**Exercise goal**
Set each record down exactly, excluding all images.

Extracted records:

-*-

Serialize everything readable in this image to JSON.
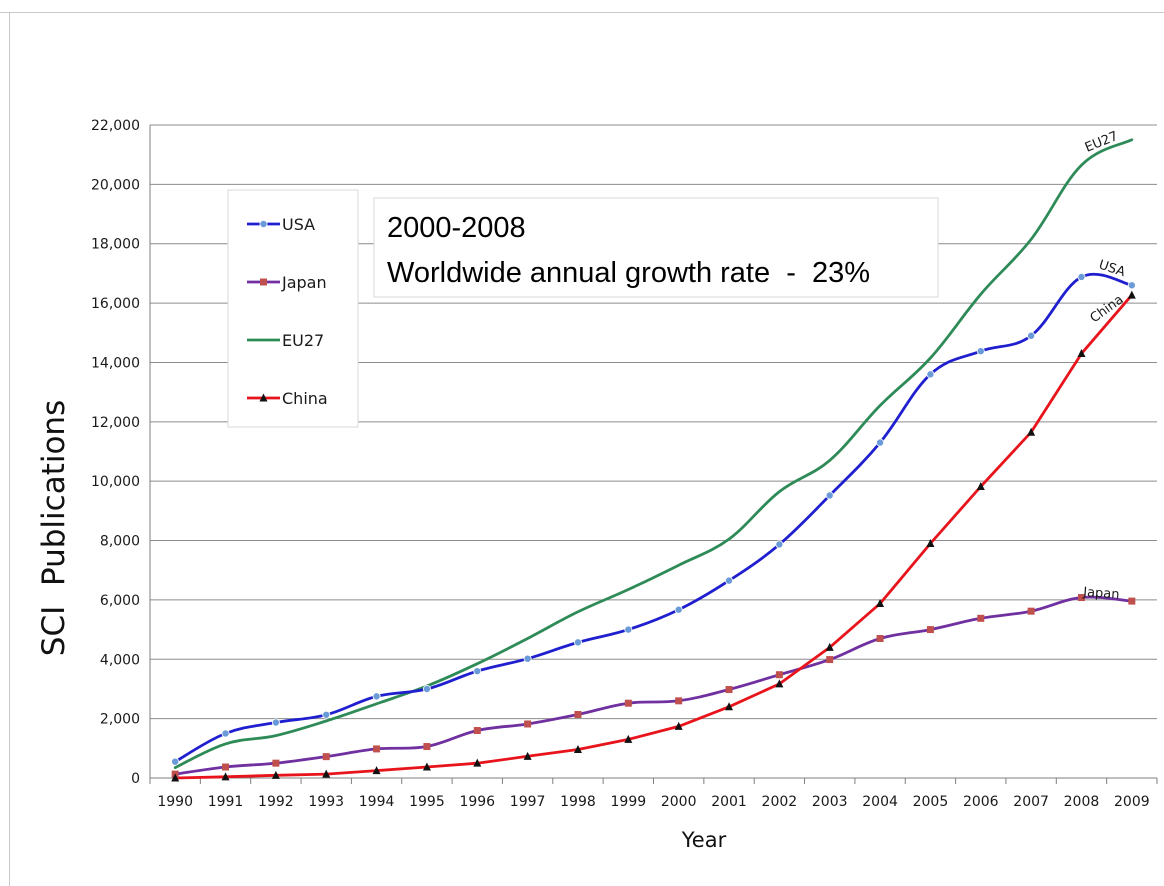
{
  "chart_data": {
    "type": "line",
    "title": "",
    "xlabel": "Year",
    "ylabel": "SCI  Publications",
    "ylim": [
      0,
      22000
    ],
    "yticks": [
      "0",
      "2,000",
      "4,000",
      "6,000",
      "8,000",
      "10,000",
      "12,000",
      "14,000",
      "16,000",
      "18,000",
      "20,000",
      "22,000"
    ],
    "ytick_values": [
      0,
      2000,
      4000,
      6000,
      8000,
      10000,
      12000,
      14000,
      16000,
      18000,
      20000,
      22000
    ],
    "x": [
      "1990",
      "1991",
      "1992",
      "1993",
      "1994",
      "1995",
      "1996",
      "1997",
      "1998",
      "1999",
      "2000",
      "2001",
      "2002",
      "2003",
      "2004",
      "2005",
      "2006",
      "2007",
      "2008",
      "2009"
    ],
    "grid": "horizontal",
    "legend_position": "top-left",
    "series": [
      {
        "name": "USA",
        "color": "#1f1fcf",
        "marker": "circle",
        "marker_color": "#6a9ad8",
        "end_label": "USA",
        "values": [
          550,
          1500,
          1870,
          2130,
          2750,
          3000,
          3600,
          4020,
          4570,
          5000,
          5670,
          6650,
          7870,
          9520,
          11300,
          13600,
          14380,
          14900,
          16880,
          16600
        ]
      },
      {
        "name": "Japan",
        "color": "#7030a0",
        "marker": "square",
        "marker_color": "#c0504d",
        "end_label": "Japan",
        "values": [
          130,
          370,
          500,
          720,
          980,
          1060,
          1600,
          1820,
          2140,
          2520,
          2600,
          2980,
          3480,
          3990,
          4700,
          5000,
          5380,
          5620,
          6080,
          5960
        ]
      },
      {
        "name": "EU27",
        "color": "#2e8b57",
        "marker": "none",
        "marker_color": "#2e8b57",
        "end_label": "EU27",
        "values": [
          350,
          1150,
          1430,
          1920,
          2500,
          3100,
          3850,
          4700,
          5600,
          6350,
          7170,
          8050,
          9650,
          10700,
          12550,
          14150,
          16300,
          18150,
          20650,
          21500
        ]
      },
      {
        "name": "China",
        "color": "#e8141c",
        "marker": "triangle",
        "marker_color": "#111111",
        "end_label": "China",
        "values": [
          0,
          40,
          90,
          130,
          250,
          370,
          500,
          730,
          960,
          1300,
          1740,
          2400,
          3170,
          4400,
          5880,
          7900,
          9820,
          11650,
          14300,
          16270
        ]
      }
    ],
    "annotation": {
      "line1": "2000-2008",
      "line2": "Worldwide annual growth rate  -  23%"
    }
  }
}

-*-

**Answer**
Serialize everything readable in this image to JSON.
{
  "chart_data": {
    "type": "line",
    "title": "",
    "xlabel": "Year",
    "ylabel": "SCI  Publications",
    "ylim": [
      0,
      22000
    ],
    "yticks": [
      "0",
      "2,000",
      "4,000",
      "6,000",
      "8,000",
      "10,000",
      "12,000",
      "14,000",
      "16,000",
      "18,000",
      "20,000",
      "22,000"
    ],
    "ytick_values": [
      0,
      2000,
      4000,
      6000,
      8000,
      10000,
      12000,
      14000,
      16000,
      18000,
      20000,
      22000
    ],
    "x": [
      "1990",
      "1991",
      "1992",
      "1993",
      "1994",
      "1995",
      "1996",
      "1997",
      "1998",
      "1999",
      "2000",
      "2001",
      "2002",
      "2003",
      "2004",
      "2005",
      "2006",
      "2007",
      "2008",
      "2009"
    ],
    "grid": "horizontal",
    "legend_position": "top-left",
    "series": [
      {
        "name": "USA",
        "color": "#1f1fcf",
        "marker": "circle",
        "marker_color": "#6a9ad8",
        "end_label": "USA",
        "values": [
          550,
          1500,
          1870,
          2130,
          2750,
          3000,
          3600,
          4020,
          4570,
          5000,
          5670,
          6650,
          7870,
          9520,
          11300,
          13600,
          14380,
          14900,
          16880,
          16600
        ]
      },
      {
        "name": "Japan",
        "color": "#7030a0",
        "marker": "square",
        "marker_color": "#c0504d",
        "end_label": "Japan",
        "values": [
          130,
          370,
          500,
          720,
          980,
          1060,
          1600,
          1820,
          2140,
          2520,
          2600,
          2980,
          3480,
          3990,
          4700,
          5000,
          5380,
          5620,
          6080,
          5960
        ]
      },
      {
        "name": "EU27",
        "color": "#2e8b57",
        "marker": "none",
        "marker_color": "#2e8b57",
        "end_label": "EU27",
        "values": [
          350,
          1150,
          1430,
          1920,
          2500,
          3100,
          3850,
          4700,
          5600,
          6350,
          7170,
          8050,
          9650,
          10700,
          12550,
          14150,
          16300,
          18150,
          20650,
          21500
        ]
      },
      {
        "name": "China",
        "color": "#e8141c",
        "marker": "triangle",
        "marker_color": "#111111",
        "end_label": "China",
        "values": [
          0,
          40,
          90,
          130,
          250,
          370,
          500,
          730,
          960,
          1300,
          1740,
          2400,
          3170,
          4400,
          5880,
          7900,
          9820,
          11650,
          14300,
          16270
        ]
      }
    ],
    "annotation": {
      "line1": "2000-2008",
      "line2": "Worldwide annual growth rate  -  23%"
    }
  }
}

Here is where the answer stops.